> WHAT YOU SHOULD DO: Write out the material exactly, with the pictures left out.

> RAW DATA:
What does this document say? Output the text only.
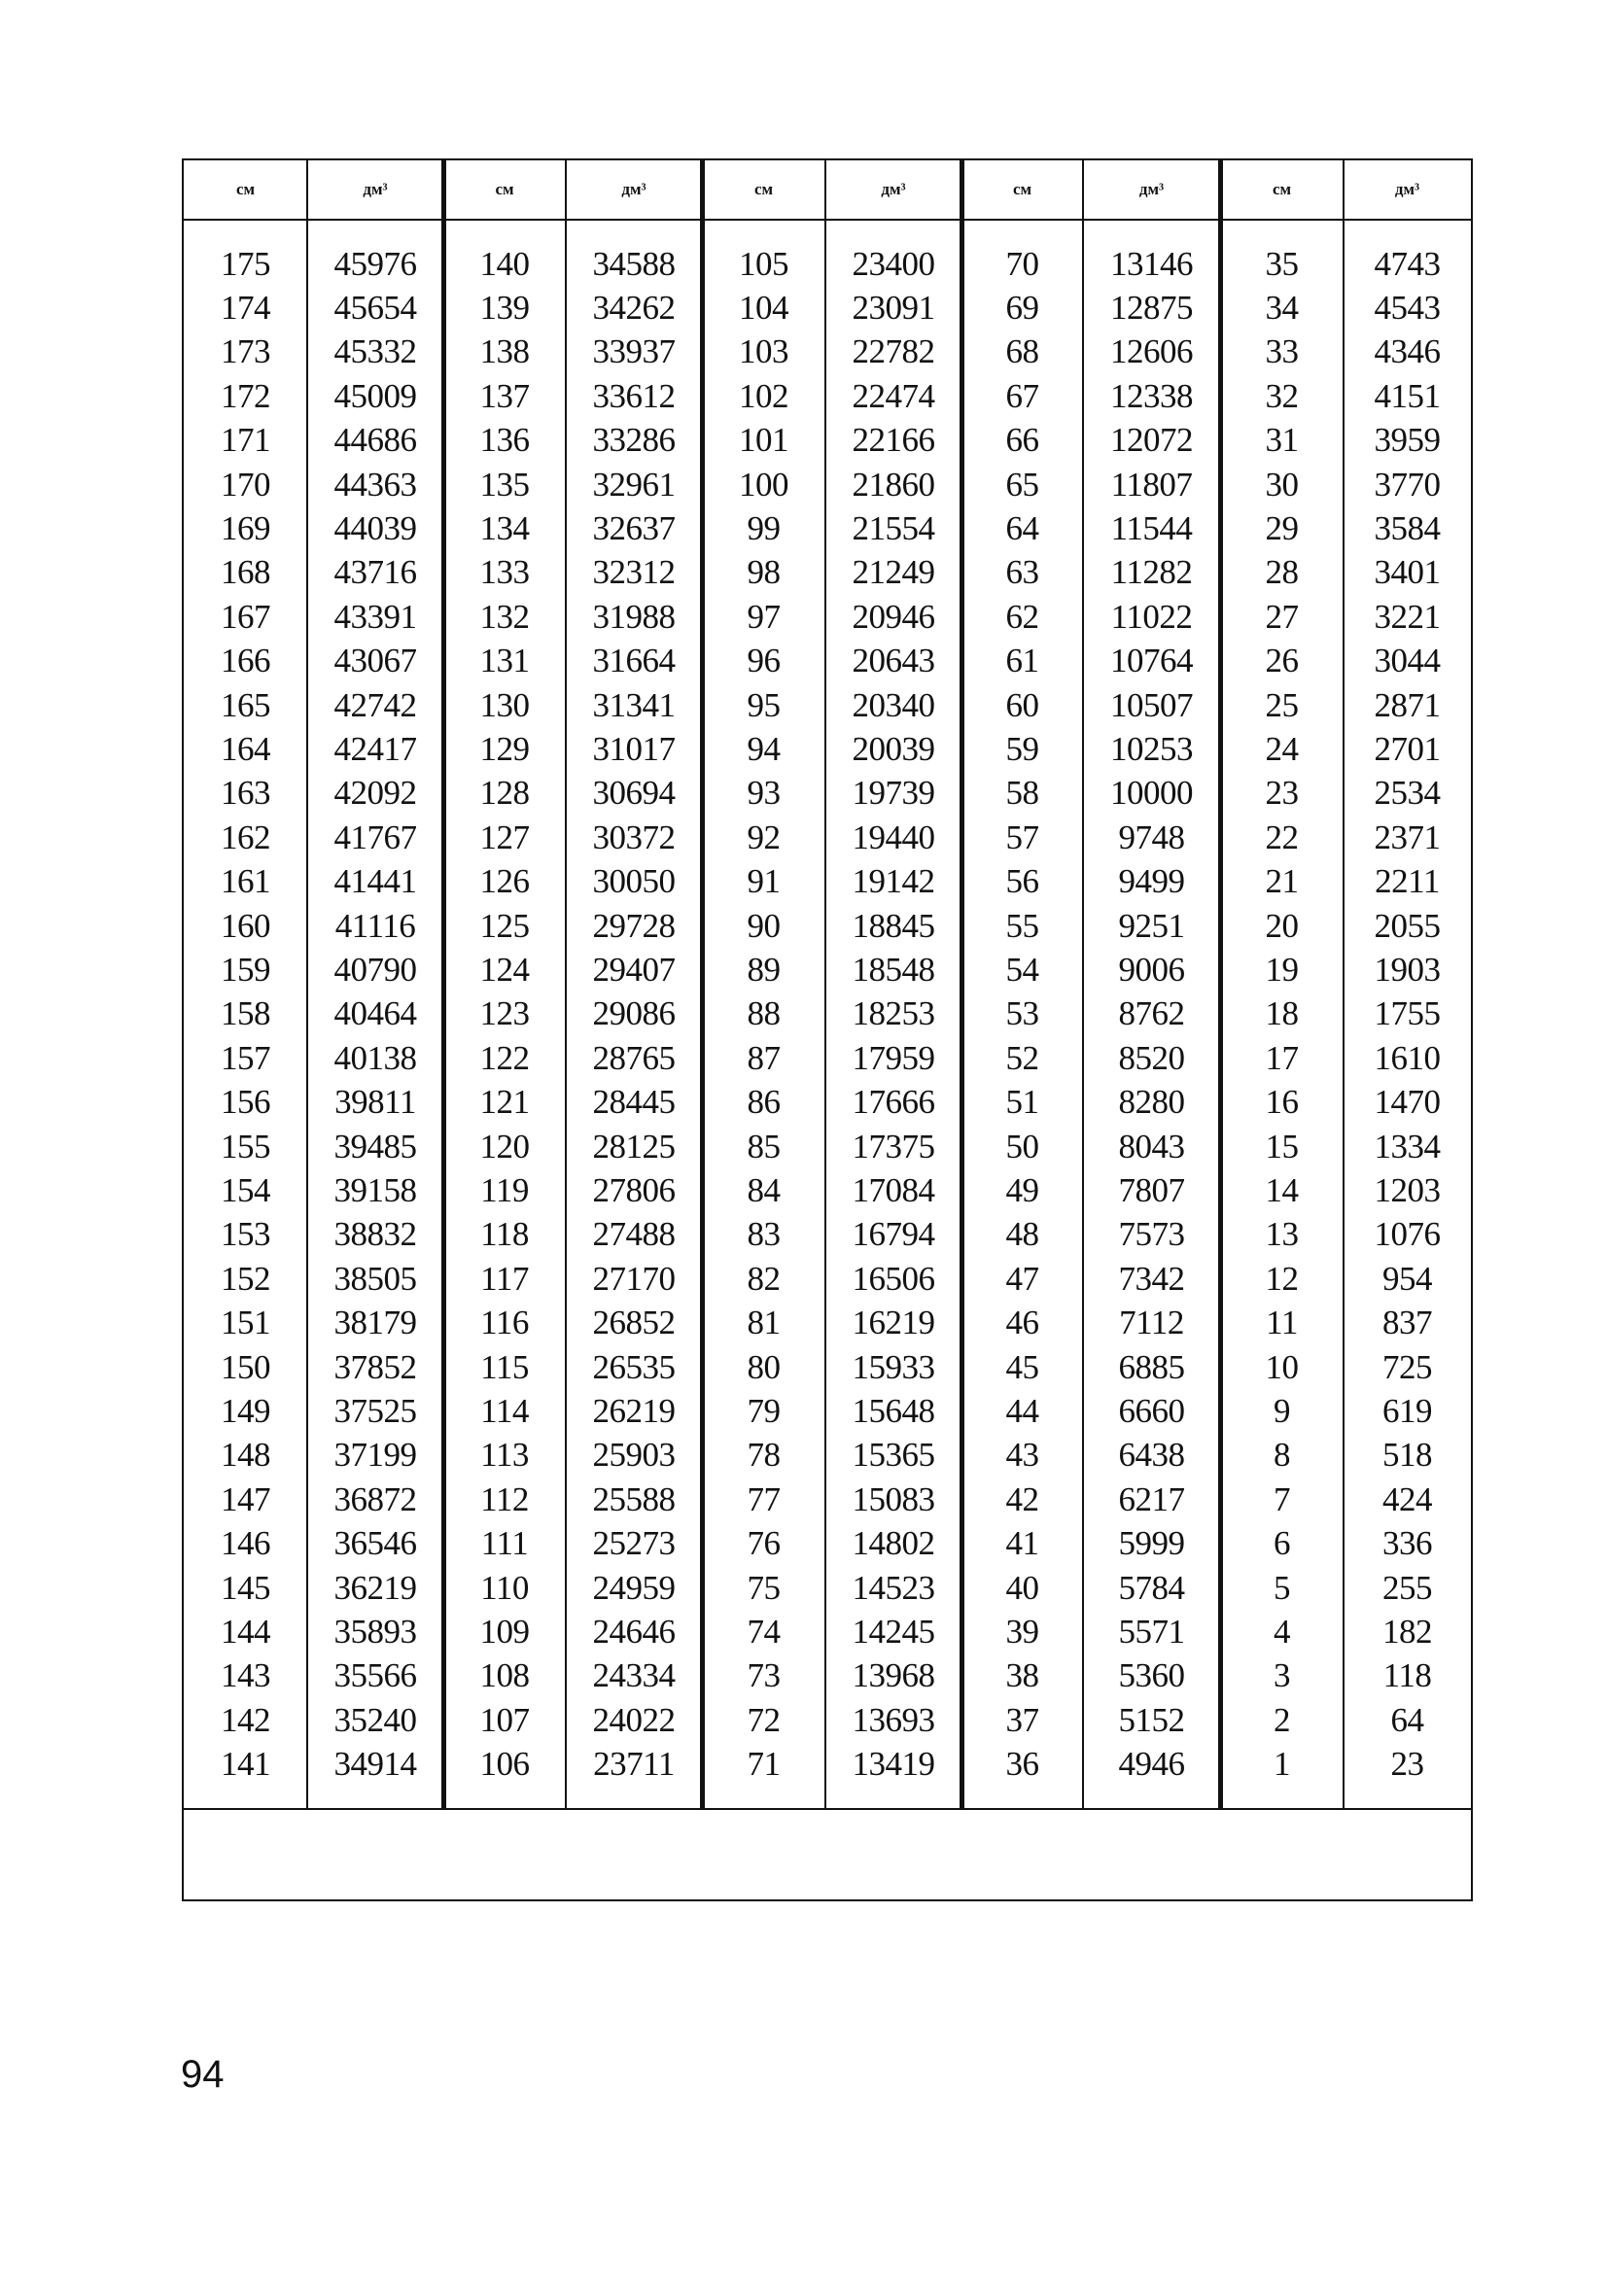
см	дм³	см	дм³	см	дм³	см	дм³	см	дм³
175	45976	140	34588	105	23400	70	13146	35	4743
174	45654	139	34262	104	23091	69	12875	34	4543
173	45332	138	33937	103	22782	68	12606	33	4346
172	45009	137	33612	102	22474	67	12338	32	4151
171	44686	136	33286	101	22166	66	12072	31	3959
170	44363	135	32961	100	21860	65	11807	30	3770
169	44039	134	32637	99	21554	64	11544	29	3584
168	43716	133	32312	98	21249	63	11282	28	3401
167	43391	132	31988	97	20946	62	11022	27	3221
166	43067	131	31664	96	20643	61	10764	26	3044
165	42742	130	31341	95	20340	60	10507	25	2871
164	42417	129	31017	94	20039	59	10253	24	2701
163	42092	128	30694	93	19739	58	10000	23	2534
162	41767	127	30372	92	19440	57	9748	22	2371
161	41441	126	30050	91	19142	56	9499	21	2211
160	41116	125	29728	90	18845	55	9251	20	2055
159	40790	124	29407	89	18548	54	9006	19	1903
158	40464	123	29086	88	18253	53	8762	18	1755
157	40138	122	28765	87	17959	52	8520	17	1610
156	39811	121	28445	86	17666	51	8280	16	1470
155	39485	120	28125	85	17375	50	8043	15	1334
154	39158	119	27806	84	17084	49	7807	14	1203
153	38832	118	27488	83	16794	48	7573	13	1076
152	38505	117	27170	82	16506	47	7342	12	954
151	38179	116	26852	81	16219	46	7112	11	837
150	37852	115	26535	80	15933	45	6885	10	725
149	37525	114	26219	79	15648	44	6660	9	619
148	37199	113	25903	78	15365	43	6438	8	518
147	36872	112	25588	77	15083	42	6217	7	424
146	36546	111	25273	76	14802	41	5999	6	336
145	36219	110	24959	75	14523	40	5784	5	255
144	35893	109	24646	74	14245	39	5571	4	182
143	35566	108	24334	73	13968	38	5360	3	118
142	35240	107	24022	72	13693	37	5152	2	64
141	34914	106	23711	71	13419	36	4946	1	23
94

> FULL ANSWER:
What does this document say? Output the text only.
см	дм³	см	дм³	см	дм³	см	дм³	см	дм³
175	45976	140	34588	105	23400	70	13146	35	4743
174	45654	139	34262	104	23091	69	12875	34	4543
173	45332	138	33937	103	22782	68	12606	33	4346
172	45009	137	33612	102	22474	67	12338	32	4151
171	44686	136	33286	101	22166	66	12072	31	3959
170	44363	135	32961	100	21860	65	11807	30	3770
169	44039	134	32637	99	21554	64	11544	29	3584
168	43716	133	32312	98	21249	63	11282	28	3401
167	43391	132	31988	97	20946	62	11022	27	3221
166	43067	131	31664	96	20643	61	10764	26	3044
165	42742	130	31341	95	20340	60	10507	25	2871
164	42417	129	31017	94	20039	59	10253	24	2701
163	42092	128	30694	93	19739	58	10000	23	2534
162	41767	127	30372	92	19440	57	9748	22	2371
161	41441	126	30050	91	19142	56	9499	21	2211
160	41116	125	29728	90	18845	55	9251	20	2055
159	40790	124	29407	89	18548	54	9006	19	1903
158	40464	123	29086	88	18253	53	8762	18	1755
157	40138	122	28765	87	17959	52	8520	17	1610
156	39811	121	28445	86	17666	51	8280	16	1470
155	39485	120	28125	85	17375	50	8043	15	1334
154	39158	119	27806	84	17084	49	7807	14	1203
153	38832	118	27488	83	16794	48	7573	13	1076
152	38505	117	27170	82	16506	47	7342	12	954
151	38179	116	26852	81	16219	46	7112	11	837
150	37852	115	26535	80	15933	45	6885	10	725
149	37525	114	26219	79	15648	44	6660	9	619
148	37199	113	25903	78	15365	43	6438	8	518
147	36872	112	25588	77	15083	42	6217	7	424
146	36546	111	25273	76	14802	41	5999	6	336
145	36219	110	24959	75	14523	40	5784	5	255
144	35893	109	24646	74	14245	39	5571	4	182
143	35566	108	24334	73	13968	38	5360	3	118
142	35240	107	24022	72	13693	37	5152	2	64
141	34914	106	23711	71	13419	36	4946	1	23
94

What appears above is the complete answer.